Work through the material below line by line and say how many lines include the word "UFPI". Only the number, please.

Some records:
▶

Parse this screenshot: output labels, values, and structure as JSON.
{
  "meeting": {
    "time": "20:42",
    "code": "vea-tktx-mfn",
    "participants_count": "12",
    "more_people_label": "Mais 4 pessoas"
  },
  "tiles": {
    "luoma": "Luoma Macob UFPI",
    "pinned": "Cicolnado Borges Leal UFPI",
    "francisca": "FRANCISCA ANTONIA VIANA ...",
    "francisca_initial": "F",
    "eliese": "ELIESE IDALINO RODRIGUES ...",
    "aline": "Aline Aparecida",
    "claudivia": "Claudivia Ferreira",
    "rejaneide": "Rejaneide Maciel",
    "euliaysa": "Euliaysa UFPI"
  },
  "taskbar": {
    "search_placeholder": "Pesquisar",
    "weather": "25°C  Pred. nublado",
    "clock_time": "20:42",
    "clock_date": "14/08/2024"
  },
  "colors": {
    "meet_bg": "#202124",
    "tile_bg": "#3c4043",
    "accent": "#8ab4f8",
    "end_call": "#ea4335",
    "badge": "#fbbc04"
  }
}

◀

WRITTEN REPLY:
3